* Start *

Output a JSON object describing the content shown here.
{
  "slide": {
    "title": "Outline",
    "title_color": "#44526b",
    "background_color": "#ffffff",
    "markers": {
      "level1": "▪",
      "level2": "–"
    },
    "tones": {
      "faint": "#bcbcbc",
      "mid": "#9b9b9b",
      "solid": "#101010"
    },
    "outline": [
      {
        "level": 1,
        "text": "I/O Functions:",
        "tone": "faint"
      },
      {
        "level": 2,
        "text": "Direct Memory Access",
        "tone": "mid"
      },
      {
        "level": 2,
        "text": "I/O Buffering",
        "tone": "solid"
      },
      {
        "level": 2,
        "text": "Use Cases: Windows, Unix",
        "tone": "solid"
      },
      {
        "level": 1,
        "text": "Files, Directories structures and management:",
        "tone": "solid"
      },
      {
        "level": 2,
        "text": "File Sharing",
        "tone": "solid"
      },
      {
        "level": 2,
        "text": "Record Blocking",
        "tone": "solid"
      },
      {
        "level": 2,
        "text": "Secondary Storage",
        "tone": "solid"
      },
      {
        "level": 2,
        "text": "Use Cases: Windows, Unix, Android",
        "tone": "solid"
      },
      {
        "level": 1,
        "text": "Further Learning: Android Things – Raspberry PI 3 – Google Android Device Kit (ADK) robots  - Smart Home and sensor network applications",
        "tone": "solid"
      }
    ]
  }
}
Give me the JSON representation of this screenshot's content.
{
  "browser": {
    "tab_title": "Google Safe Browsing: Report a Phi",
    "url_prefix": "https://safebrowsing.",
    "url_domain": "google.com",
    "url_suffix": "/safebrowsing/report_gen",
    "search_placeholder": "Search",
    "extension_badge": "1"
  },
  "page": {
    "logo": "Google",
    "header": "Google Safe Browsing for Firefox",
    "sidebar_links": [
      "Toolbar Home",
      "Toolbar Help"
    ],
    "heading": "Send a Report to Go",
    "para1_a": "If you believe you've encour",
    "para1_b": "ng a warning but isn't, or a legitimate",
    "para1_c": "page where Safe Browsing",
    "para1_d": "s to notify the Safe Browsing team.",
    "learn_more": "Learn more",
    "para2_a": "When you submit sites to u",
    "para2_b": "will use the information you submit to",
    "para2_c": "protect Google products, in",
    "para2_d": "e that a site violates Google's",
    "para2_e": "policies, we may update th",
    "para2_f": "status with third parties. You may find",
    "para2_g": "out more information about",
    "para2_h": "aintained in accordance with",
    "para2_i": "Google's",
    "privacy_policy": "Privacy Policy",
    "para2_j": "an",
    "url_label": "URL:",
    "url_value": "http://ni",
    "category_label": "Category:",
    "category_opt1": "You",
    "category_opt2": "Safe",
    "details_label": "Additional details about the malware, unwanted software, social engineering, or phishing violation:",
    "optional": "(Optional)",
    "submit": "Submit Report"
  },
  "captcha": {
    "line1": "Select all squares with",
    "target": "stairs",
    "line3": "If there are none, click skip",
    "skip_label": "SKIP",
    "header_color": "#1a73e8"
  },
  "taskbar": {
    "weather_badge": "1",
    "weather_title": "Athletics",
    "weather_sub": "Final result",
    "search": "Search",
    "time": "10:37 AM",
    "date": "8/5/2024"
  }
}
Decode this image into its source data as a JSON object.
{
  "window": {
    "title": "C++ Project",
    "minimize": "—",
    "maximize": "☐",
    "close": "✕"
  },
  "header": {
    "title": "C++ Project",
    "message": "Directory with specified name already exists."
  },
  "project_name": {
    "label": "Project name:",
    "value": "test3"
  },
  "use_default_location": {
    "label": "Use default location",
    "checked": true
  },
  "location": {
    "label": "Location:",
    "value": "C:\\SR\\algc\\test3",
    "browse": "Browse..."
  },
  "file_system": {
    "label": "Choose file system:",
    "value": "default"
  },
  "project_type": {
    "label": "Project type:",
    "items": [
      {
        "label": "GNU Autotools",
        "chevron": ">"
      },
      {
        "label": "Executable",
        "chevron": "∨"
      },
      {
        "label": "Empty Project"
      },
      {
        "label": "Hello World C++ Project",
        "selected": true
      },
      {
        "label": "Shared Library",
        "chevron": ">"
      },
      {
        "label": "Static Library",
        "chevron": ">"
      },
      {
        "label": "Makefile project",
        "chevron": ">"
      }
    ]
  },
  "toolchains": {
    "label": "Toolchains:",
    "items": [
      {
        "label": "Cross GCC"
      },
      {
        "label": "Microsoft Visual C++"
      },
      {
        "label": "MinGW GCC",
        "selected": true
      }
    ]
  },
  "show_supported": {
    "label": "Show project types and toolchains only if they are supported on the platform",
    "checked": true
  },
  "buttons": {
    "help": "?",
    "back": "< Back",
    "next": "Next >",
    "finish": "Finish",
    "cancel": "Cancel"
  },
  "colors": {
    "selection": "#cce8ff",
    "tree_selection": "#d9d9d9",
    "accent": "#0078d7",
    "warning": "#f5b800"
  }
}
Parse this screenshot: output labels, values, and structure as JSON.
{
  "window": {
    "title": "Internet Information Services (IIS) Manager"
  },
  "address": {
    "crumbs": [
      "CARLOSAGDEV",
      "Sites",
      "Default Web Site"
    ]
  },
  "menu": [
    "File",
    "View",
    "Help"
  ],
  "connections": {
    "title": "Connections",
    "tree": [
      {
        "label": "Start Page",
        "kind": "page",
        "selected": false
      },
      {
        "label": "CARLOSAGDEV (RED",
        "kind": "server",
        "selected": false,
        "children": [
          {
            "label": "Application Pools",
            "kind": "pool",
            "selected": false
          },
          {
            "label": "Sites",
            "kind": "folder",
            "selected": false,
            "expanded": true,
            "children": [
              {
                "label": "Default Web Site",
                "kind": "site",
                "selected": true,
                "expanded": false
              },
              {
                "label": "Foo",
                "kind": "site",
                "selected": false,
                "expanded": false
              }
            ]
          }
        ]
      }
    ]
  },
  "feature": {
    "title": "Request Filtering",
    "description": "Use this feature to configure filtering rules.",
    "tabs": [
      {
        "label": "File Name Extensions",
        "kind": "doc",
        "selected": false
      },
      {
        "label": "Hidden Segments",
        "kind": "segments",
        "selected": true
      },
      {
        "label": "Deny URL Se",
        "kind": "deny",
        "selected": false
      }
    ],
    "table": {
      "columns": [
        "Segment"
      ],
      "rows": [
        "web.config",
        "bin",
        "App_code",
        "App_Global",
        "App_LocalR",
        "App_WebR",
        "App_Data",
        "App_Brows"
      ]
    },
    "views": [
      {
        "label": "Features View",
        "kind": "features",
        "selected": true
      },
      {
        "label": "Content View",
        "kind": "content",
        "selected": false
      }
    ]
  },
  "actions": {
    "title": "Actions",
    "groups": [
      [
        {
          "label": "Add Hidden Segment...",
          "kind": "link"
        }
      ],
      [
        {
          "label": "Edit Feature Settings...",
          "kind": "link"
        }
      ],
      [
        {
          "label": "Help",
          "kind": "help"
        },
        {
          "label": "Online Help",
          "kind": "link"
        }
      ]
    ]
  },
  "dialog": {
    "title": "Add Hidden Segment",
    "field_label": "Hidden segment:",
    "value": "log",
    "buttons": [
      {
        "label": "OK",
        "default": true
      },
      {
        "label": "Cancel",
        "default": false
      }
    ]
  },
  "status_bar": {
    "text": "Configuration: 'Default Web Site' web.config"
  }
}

* End *

### Prompt
Nothing in the listing may be changed; retype it all exactly.

### Exercise answer
Output a JSON object describing the content shown here.
{
  "slide": {
    "title": "Outline",
    "title_color": "#44526b",
    "background_color": "#ffffff",
    "markers": {
      "level1": "▪",
      "level2": "–"
    },
    "tones": {
      "faint": "#bcbcbc",
      "mid": "#9b9b9b",
      "solid": "#101010"
    },
    "outline": [
      {
        "level": 1,
        "text": "I/O Functions:",
        "tone": "faint"
      },
      {
        "level": 2,
        "text": "Direct Memory Access",
        "tone": "mid"
      },
      {
        "level": 2,
        "text": "I/O Buffering",
        "tone": "solid"
      },
      {
        "level": 2,
        "text": "Use Cases: Windows, Unix",
        "tone": "solid"
      },
      {
        "level": 1,
        "text": "Files, Directories structures and management:",
        "tone": "solid"
      },
      {
        "level": 2,
        "text": "File Sharing",
        "tone": "solid"
      },
      {
        "level": 2,
        "text": "Record Blocking",
        "tone": "solid"
      },
      {
        "level": 2,
        "text": "Secondary Storage",
        "tone": "solid"
      },
      {
        "level": 2,
        "text": "Use Cases: Windows, Unix, Android",
        "tone": "solid"
      },
      {
        "level": 1,
        "text": "Further Learning: Android Things – Raspberry PI 3 – Google Android Device Kit (ADK) robots  - Smart Home and sensor network applications",
        "tone": "solid"
      }
    ]
  }
}
Give me the JSON representation of this screenshot's content.
{
  "browser": {
    "tab_title": "Google Safe Browsing: Report a Phi",
    "url_prefix": "https://safebrowsing.",
    "url_domain": "google.com",
    "url_suffix": "/safebrowsing/report_gen",
    "search_placeholder": "Search",
    "extension_badge": "1"
  },
  "page": {
    "logo": "Google",
    "header": "Google Safe Browsing for Firefox",
    "sidebar_links": [
      "Toolbar Home",
      "Toolbar Help"
    ],
    "heading": "Send a Report to Go",
    "para1_a": "If you believe you've encour",
    "para1_b": "ng a warning but isn't, or a legitimate",
    "para1_c": "page where Safe Browsing",
    "para1_d": "s to notify the Safe Browsing team.",
    "learn_more": "Learn more",
    "para2_a": "When you submit sites to u",
    "para2_b": "will use the information you submit to",
    "para2_c": "protect Google products, in",
    "para2_d": "e that a site violates Google's",
    "para2_e": "policies, we may update th",
    "para2_f": "status with third parties. You may find",
    "para2_g": "out more information about",
    "para2_h": "aintained in accordance with",
    "para2_i": "Google's",
    "privacy_policy": "Privacy Policy",
    "para2_j": "an",
    "url_label": "URL:",
    "url_value": "http://ni",
    "category_label": "Category:",
    "category_opt1": "You",
    "category_opt2": "Safe",
    "details_label": "Additional details about the malware, unwanted software, social engineering, or phishing violation:",
    "optional": "(Optional)",
    "submit": "Submit Report"
  },
  "captcha": {
    "line1": "Select all squares with",
    "target": "stairs",
    "line3": "If there are none, click skip",
    "skip_label": "SKIP",
    "header_color": "#1a73e8"
  },
  "taskbar": {
    "weather_badge": "1",
    "weather_title": "Athletics",
    "weather_sub": "Final result",
    "search": "Search",
    "time": "10:37 AM",
    "date": "8/5/2024"
  }
}
Decode this image into its source data as a JSON object.
{
  "window": {
    "title": "C++ Project",
    "minimize": "—",
    "maximize": "☐",
    "close": "✕"
  },
  "header": {
    "title": "C++ Project",
    "message": "Directory with specified name already exists."
  },
  "project_name": {
    "label": "Project name:",
    "value": "test3"
  },
  "use_default_location": {
    "label": "Use default location",
    "checked": true
  },
  "location": {
    "label": "Location:",
    "value": "C:\\SR\\algc\\test3",
    "browse": "Browse..."
  },
  "file_system": {
    "label": "Choose file system:",
    "value": "default"
  },
  "project_type": {
    "label": "Project type:",
    "items": [
      {
        "label": "GNU Autotools",
        "chevron": ">"
      },
      {
        "label": "Executable",
        "chevron": "∨"
      },
      {
        "label": "Empty Project"
      },
      {
        "label": "Hello World C++ Project",
        "selected": true
      },
      {
        "label": "Shared Library",
        "chevron": ">"
      },
      {
        "label": "Static Library",
        "chevron": ">"
      },
      {
        "label": "Makefile project",
        "chevron": ">"
      }
    ]
  },
  "toolchains": {
    "label": "Toolchains:",
    "items": [
      {
        "label": "Cross GCC"
      },
      {
        "label": "Microsoft Visual C++"
      },
      {
        "label": "MinGW GCC",
        "selected": true
      }
    ]
  },
  "show_supported": {
    "label": "Show project types and toolchains only if they are supported on the platform",
    "checked": true
  },
  "buttons": {
    "help": "?",
    "back": "< Back",
    "next": "Next >",
    "finish": "Finish",
    "cancel": "Cancel"
  },
  "colors": {
    "selection": "#cce8ff",
    "tree_selection": "#d9d9d9",
    "accent": "#0078d7",
    "warning": "#f5b800"
  }
}
Parse this screenshot: output labels, values, and structure as JSON.
{
  "window": {
    "title": "Internet Information Services (IIS) Manager"
  },
  "address": {
    "crumbs": [
      "CARLOSAGDEV",
      "Sites",
      "Default Web Site"
    ]
  },
  "menu": [
    "File",
    "View",
    "Help"
  ],
  "connections": {
    "title": "Connections",
    "tree": [
      {
        "label": "Start Page",
        "kind": "page",
        "selected": false
      },
      {
        "label": "CARLOSAGDEV (RED",
        "kind": "server",
        "selected": false,
        "children": [
          {
            "label": "Application Pools",
            "kind": "pool",
            "selected": false
          },
          {
            "label": "Sites",
            "kind": "folder",
            "selected": false,
            "expanded": true,
            "children": [
              {
                "label": "Default Web Site",
                "kind": "site",
                "selected": true,
                "expanded": false
              },
              {
                "label": "Foo",
                "kind": "site",
                "selected": false,
                "expanded": false
              }
            ]
          }
        ]
      }
    ]
  },
  "feature": {
    "title": "Request Filtering",
    "description": "Use this feature to configure filtering rules.",
    "tabs": [
      {
        "label": "File Name Extensions",
        "kind": "doc",
        "selected": false
      },
      {
        "label": "Hidden Segments",
        "kind": "segments",
        "selected": true
      },
      {
        "label": "Deny URL Se",
        "kind": "deny",
        "selected": false
      }
    ],
    "table": {
      "columns": [
        "Segment"
      ],
      "rows": [
        "web.config",
        "bin",
        "App_code",
        "App_Global",
        "App_LocalR",
        "App_WebR",
        "App_Data",
        "App_Brows"
      ]
    },
    "views": [
      {
        "label": "Features View",
        "kind": "features",
        "selected": true
      },
      {
        "label": "Content View",
        "kind": "content",
        "selected": false
      }
    ]
  },
  "actions": {
    "title": "Actions",
    "groups": [
      [
        {
          "label": "Add Hidden Segment...",
          "kind": "link"
        }
      ],
      [
        {
          "label": "Edit Feature Settings...",
          "kind": "link"
        }
      ],
      [
        {
          "label": "Help",
          "kind": "help"
        },
        {
          "label": "Online Help",
          "kind": "link"
        }
      ]
    ]
  },
  "dialog": {
    "title": "Add Hidden Segment",
    "field_label": "Hidden segment:",
    "value": "log",
    "buttons": [
      {
        "label": "OK",
        "default": true
      },
      {
        "label": "Cancel",
        "default": false
      }
    ]
  },
  "status_bar": {
    "text": "Configuration: 'Default Web Site' web.config"
  }
}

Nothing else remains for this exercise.